*Task goal*
Reproduce the listing word for word. Skip any image.

*Figure collection entries*
★ ★ ★
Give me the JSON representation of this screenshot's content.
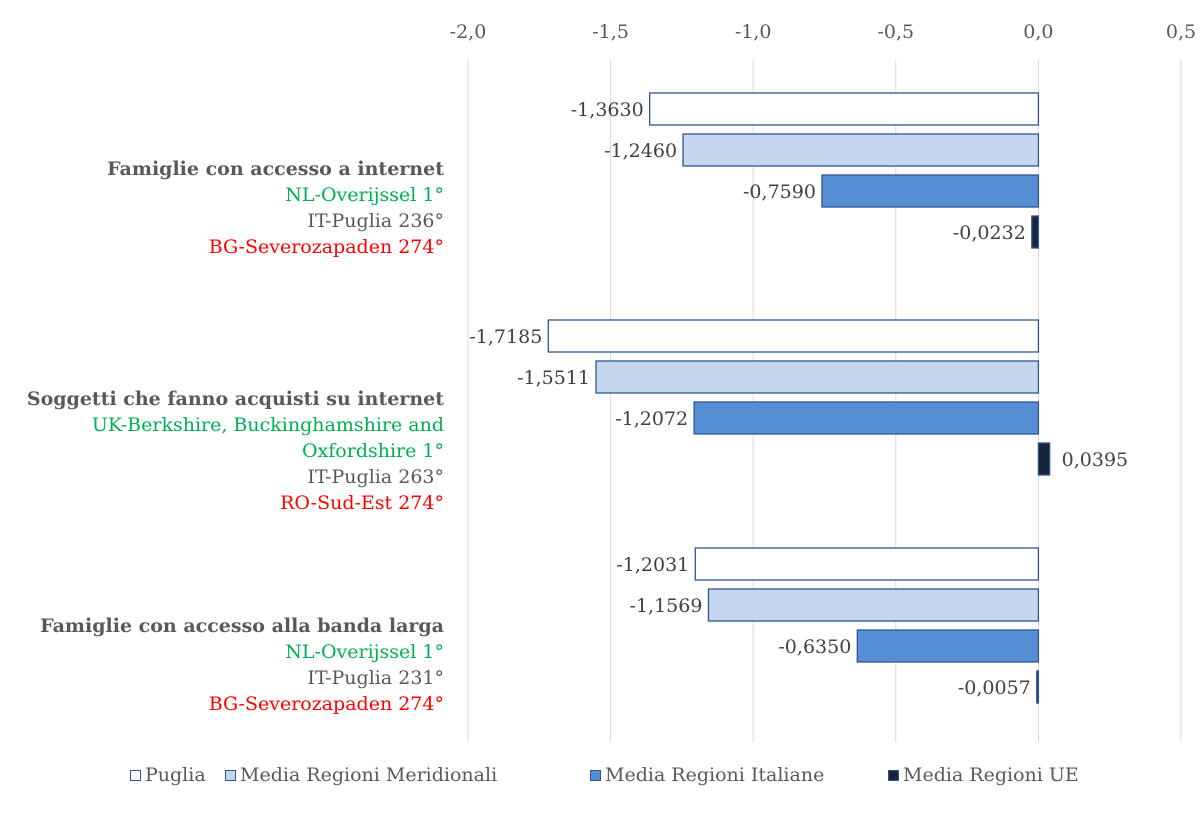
{
  "chart_data": {
    "type": "bar",
    "orientation": "horizontal",
    "xlim": [
      -2.0,
      0.5
    ],
    "xticks": [
      "-2,0",
      "-1,5",
      "-1,0",
      "-0,5",
      "0,0",
      "0,5"
    ],
    "grid": true,
    "legend_position": "bottom",
    "categories": [
      {
        "title": "Famiglie con accesso a internet",
        "best": "NL-Overijssel 1°",
        "mid": "IT-Puglia 236°",
        "worst": "BG-Severozapaden 274°"
      },
      {
        "title": "Soggetti che fanno acquisti su internet",
        "best_lines": [
          "UK-Berkshire, Buckinghamshire and",
          "Oxfordshire 1°"
        ],
        "mid": "IT-Puglia 263°",
        "worst": "RO-Sud-Est 274°"
      },
      {
        "title": "Famiglie con accesso alla banda larga",
        "best": "NL-Overijssel 1°",
        "mid": "IT-Puglia 231°",
        "worst": "BG-Severozapaden 274°"
      }
    ],
    "series": [
      {
        "name": "Puglia",
        "color": "#ffffff",
        "values": [
          -1.363,
          -1.7185,
          -1.2031
        ],
        "labels": [
          "-1,3630",
          "-1,7185",
          "-1,2031"
        ]
      },
      {
        "name": "Media Regioni Meridionali",
        "color": "#c5d7ef",
        "values": [
          -1.246,
          -1.5511,
          -1.1569
        ],
        "labels": [
          "-1,2460",
          "-1,5511",
          "-1,1569"
        ]
      },
      {
        "name": "Media Regioni Italiane",
        "color": "#558ed5",
        "values": [
          -0.759,
          -1.2072,
          -0.635
        ],
        "labels": [
          "-0,7590",
          "-1,2072",
          "-0,6350"
        ]
      },
      {
        "name": "Media Regioni UE",
        "color": "#17243b",
        "values": [
          -0.0232,
          0.0395,
          -0.0057
        ],
        "labels": [
          "-0,0232",
          "0,0395",
          "-0,0057"
        ]
      }
    ],
    "bar_border_color": "#2f5597",
    "gridline_color": "#d9d9d9"
  }
}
★ ★ ★
*Result of this task*
Give me the JSON representation of this screenshot's content.
{
  "chart_data": {
    "type": "bar",
    "orientation": "horizontal",
    "xlim": [
      -2.0,
      0.5
    ],
    "xticks": [
      "-2,0",
      "-1,5",
      "-1,0",
      "-0,5",
      "0,0",
      "0,5"
    ],
    "grid": true,
    "legend_position": "bottom",
    "categories": [
      {
        "title": "Famiglie con accesso a internet",
        "best": "NL-Overijssel 1°",
        "mid": "IT-Puglia 236°",
        "worst": "BG-Severozapaden 274°"
      },
      {
        "title": "Soggetti che fanno acquisti su internet",
        "best_lines": [
          "UK-Berkshire, Buckinghamshire and",
          "Oxfordshire 1°"
        ],
        "mid": "IT-Puglia 263°",
        "worst": "RO-Sud-Est 274°"
      },
      {
        "title": "Famiglie con accesso alla banda larga",
        "best": "NL-Overijssel 1°",
        "mid": "IT-Puglia 231°",
        "worst": "BG-Severozapaden 274°"
      }
    ],
    "series": [
      {
        "name": "Puglia",
        "color": "#ffffff",
        "values": [
          -1.363,
          -1.7185,
          -1.2031
        ],
        "labels": [
          "-1,3630",
          "-1,7185",
          "-1,2031"
        ]
      },
      {
        "name": "Media Regioni Meridionali",
        "color": "#c5d7ef",
        "values": [
          -1.246,
          -1.5511,
          -1.1569
        ],
        "labels": [
          "-1,2460",
          "-1,5511",
          "-1,1569"
        ]
      },
      {
        "name": "Media Regioni Italiane",
        "color": "#558ed5",
        "values": [
          -0.759,
          -1.2072,
          -0.635
        ],
        "labels": [
          "-0,7590",
          "-1,2072",
          "-0,6350"
        ]
      },
      {
        "name": "Media Regioni UE",
        "color": "#17243b",
        "values": [
          -0.0232,
          0.0395,
          -0.0057
        ],
        "labels": [
          "-0,0232",
          "0,0395",
          "-0,0057"
        ]
      }
    ],
    "bar_border_color": "#2f5597",
    "gridline_color": "#d9d9d9"
  }
}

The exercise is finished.